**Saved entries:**
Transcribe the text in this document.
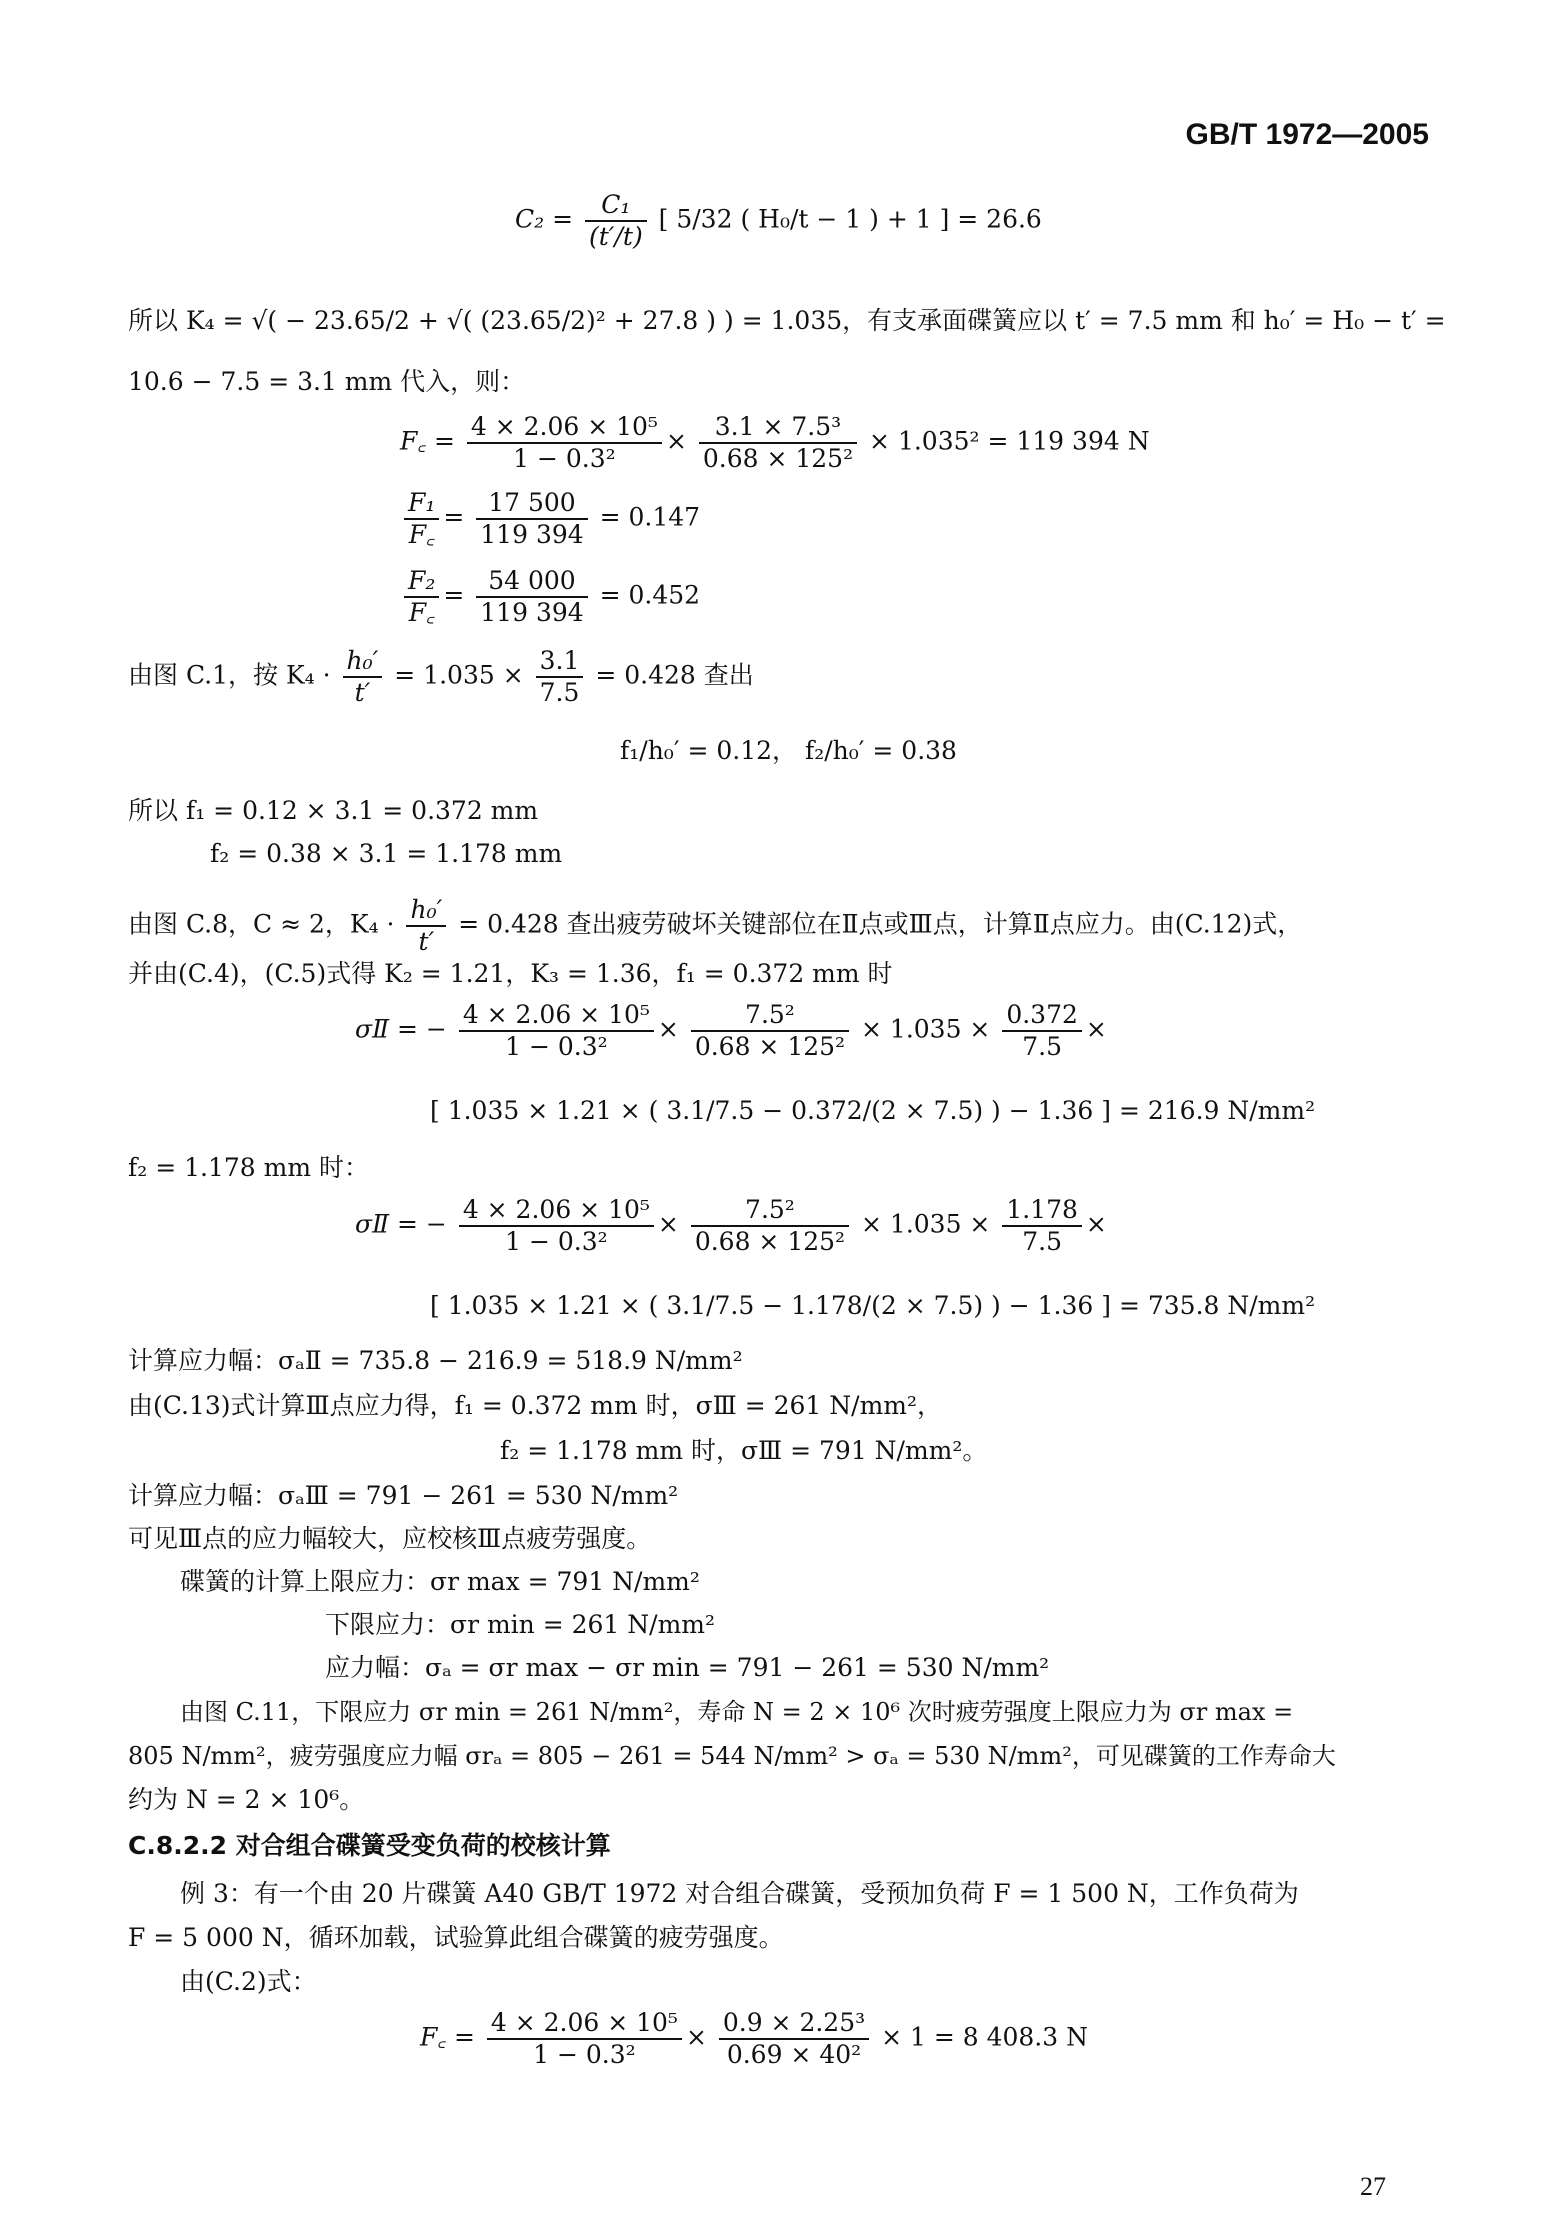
GB/T 1972—2005
$C_2 = \frac{\text{C₁}}{(t'/t)}$ [ 5/32 ( H₀/t − 1 ) + 1 ] = 26.6
所以 K₄ = √( − 23.65/2 + √( (23.65/2)² + 27.8 ) ) = 1.035，有支承面碟簧应以 t′ = 7.5 mm 和 h₀′ = H₀ − t′ =
10.6 − 7.5 = 3.1 mm 代入，则：
F꜀ = $\frac{\text{4 × 2.06 × 10⁵}}{\text{1 − 0.3²}} \times \frac{\text{3.1 × 7.5³}}{\text{0.68 × 125²}} \times 1.035^2 = 119$ 394 N
$\frac{\text{F₁}}{F꜀} = \frac{17 500}{119 394} = 0.147$
$\frac{\text{F₂}}{F꜀} = \frac{54 000}{119 394} = 0.452$
由图 C.1，按 $K_4 \cdot \frac{\text{h₀′}}{t'} = 1.035 \times \frac{3.1}{7.5} = 0.428$ 查出
f₁/h₀′ = 0.12， f₂/h₀′ = 0.38
所以 f₁ = 0.12 × 3.1 = 0.372 mm
f₂ = 0.38 × 3.1 = 1.178 mm
由图 C.8，C ≈ 2，$K_4 \cdot \frac{\text{h₀′}}{t'} = 0.428$ 查出疲劳破坏关键部位在Ⅱ点或Ⅲ点，计算Ⅱ点应力。由(C.12)式，
并由(C.4)，(C.5)式得 K₂ = 1.21，K₃ = 1.36，f₁ = 0.372 mm 时
σⅡ = − $\frac{\text{4 × 2.06 × 10⁵}}{\text{1 − 0.3²}} \times \frac{\text{7.5²}}{\text{0.68 × 125²}} \times 1.035 \times \frac{0.372}{7.5}$ ×
[ 1.035 × 1.21 × ( 3.1/7.5 − 0.372/(2 × 7.5) ) − 1.36 ] = 216.9 N/mm²
f₂ = 1.178 mm 时：
σⅡ = − $\frac{\text{4 × 2.06 × 10⁵}}{\text{1 − 0.3²}} \times \frac{\text{7.5²}}{\text{0.68 × 125²}} \times 1.035 \times \frac{1.178}{7.5}$ ×
[ 1.035 × 1.21 × ( 3.1/7.5 − 1.178/(2 × 7.5) ) − 1.36 ] = 735.8 N/mm²
计算应力幅：σₐⅡ = 735.8 − 216.9 = 518.9 N/mm²
由(C.13)式计算Ⅲ点应力得，f₁ = 0.372 mm 时，σⅢ = 261 N/mm²，
f₂ = 1.178 mm 时，σⅢ = 791 N/mm²。
计算应力幅：σₐⅢ = 791 − 261 = 530 N/mm²
可见Ⅲ点的应力幅较大，应校核Ⅲ点疲劳强度。
碟簧的计算上限应力：σr max = 791 N/mm²
下限应力：σr min = 261 N/mm²
应力幅：σₐ = σr max − σr min = 791 − 261 = 530 N/mm²
由图 C.11，下限应力 σr min = 261 N/mm²，寿命 N = 2 × 10⁶ 次时疲劳强度上限应力为 σr max =
805 N/mm²，疲劳强度应力幅 σrₐ = 805 − 261 = 544 N/mm² > σₐ = 530 N/mm²，可见碟簧的工作寿命大
约为 N = 2 × 10⁶。
C.8.2.2 对合组合碟簧受变负荷的校核计算
例 3：有一个由 20 片碟簧 A40 GB/T 1972 对合组合碟簧，受预加负荷 F = 1 500 N，工作负荷为
F = 5 000 N，循环加载，试验算此组合碟簧的疲劳强度。
由(C.2)式：
F꜀ = $\frac{\text{4 × 2.06 × 10⁵}}{\text{1 − 0.3²}} \times \frac{\text{0.9 × 2.25³}}{\text{0.69 × 40²}} \times 1 = 8$ 408.3 N
27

**Work instructions:** Omit any images, then output the listing exactly.

**Answer for this exercise:**
Transcribe the text in this document.
GB/T 1972—2005
$C_2 = \frac{\text{C₁}}{(t'/t)}$ [ 5/32 ( H₀/t − 1 ) + 1 ] = 26.6
所以 K₄ = √( − 23.65/2 + √( (23.65/2)² + 27.8 ) ) = 1.035，有支承面碟簧应以 t′ = 7.5 mm 和 h₀′ = H₀ − t′ =
10.6 − 7.5 = 3.1 mm 代入，则：
F꜀ = $\frac{\text{4 × 2.06 × 10⁵}}{\text{1 − 0.3²}} \times \frac{\text{3.1 × 7.5³}}{\text{0.68 × 125²}} \times 1.035^2 = 119$ 394 N
$\frac{\text{F₁}}{F꜀} = \frac{17 500}{119 394} = 0.147$
$\frac{\text{F₂}}{F꜀} = \frac{54 000}{119 394} = 0.452$
由图 C.1，按 $K_4 \cdot \frac{\text{h₀′}}{t'} = 1.035 \times \frac{3.1}{7.5} = 0.428$ 查出
f₁/h₀′ = 0.12， f₂/h₀′ = 0.38
所以 f₁ = 0.12 × 3.1 = 0.372 mm
f₂ = 0.38 × 3.1 = 1.178 mm
由图 C.8，C ≈ 2，$K_4 \cdot \frac{\text{h₀′}}{t'} = 0.428$ 查出疲劳破坏关键部位在Ⅱ点或Ⅲ点，计算Ⅱ点应力。由(C.12)式，
并由(C.4)，(C.5)式得 K₂ = 1.21，K₃ = 1.36，f₁ = 0.372 mm 时
σⅡ = − $\frac{\text{4 × 2.06 × 10⁵}}{\text{1 − 0.3²}} \times \frac{\text{7.5²}}{\text{0.68 × 125²}} \times 1.035 \times \frac{0.372}{7.5}$ ×
[ 1.035 × 1.21 × ( 3.1/7.5 − 0.372/(2 × 7.5) ) − 1.36 ] = 216.9 N/mm²
f₂ = 1.178 mm 时：
σⅡ = − $\frac{\text{4 × 2.06 × 10⁵}}{\text{1 − 0.3²}} \times \frac{\text{7.5²}}{\text{0.68 × 125²}} \times 1.035 \times \frac{1.178}{7.5}$ ×
[ 1.035 × 1.21 × ( 3.1/7.5 − 1.178/(2 × 7.5) ) − 1.36 ] = 735.8 N/mm²
计算应力幅：σₐⅡ = 735.8 − 216.9 = 518.9 N/mm²
由(C.13)式计算Ⅲ点应力得，f₁ = 0.372 mm 时，σⅢ = 261 N/mm²，
f₂ = 1.178 mm 时，σⅢ = 791 N/mm²。
计算应力幅：σₐⅢ = 791 − 261 = 530 N/mm²
可见Ⅲ点的应力幅较大，应校核Ⅲ点疲劳强度。
碟簧的计算上限应力：σr max = 791 N/mm²
下限应力：σr min = 261 N/mm²
应力幅：σₐ = σr max − σr min = 791 − 261 = 530 N/mm²
由图 C.11，下限应力 σr min = 261 N/mm²，寿命 N = 2 × 10⁶ 次时疲劳强度上限应力为 σr max =
805 N/mm²，疲劳强度应力幅 σrₐ = 805 − 261 = 544 N/mm² > σₐ = 530 N/mm²，可见碟簧的工作寿命大
约为 N = 2 × 10⁶。
C.8.2.2 对合组合碟簧受变负荷的校核计算
例 3：有一个由 20 片碟簧 A40 GB/T 1972 对合组合碟簧，受预加负荷 F = 1 500 N，工作负荷为
F = 5 000 N，循环加载，试验算此组合碟簧的疲劳强度。
由(C.2)式：
F꜀ = $\frac{\text{4 × 2.06 × 10⁵}}{\text{1 − 0.3²}} \times \frac{\text{0.9 × 2.25³}}{\text{0.69 × 40²}} \times 1 = 8$ 408.3 N
27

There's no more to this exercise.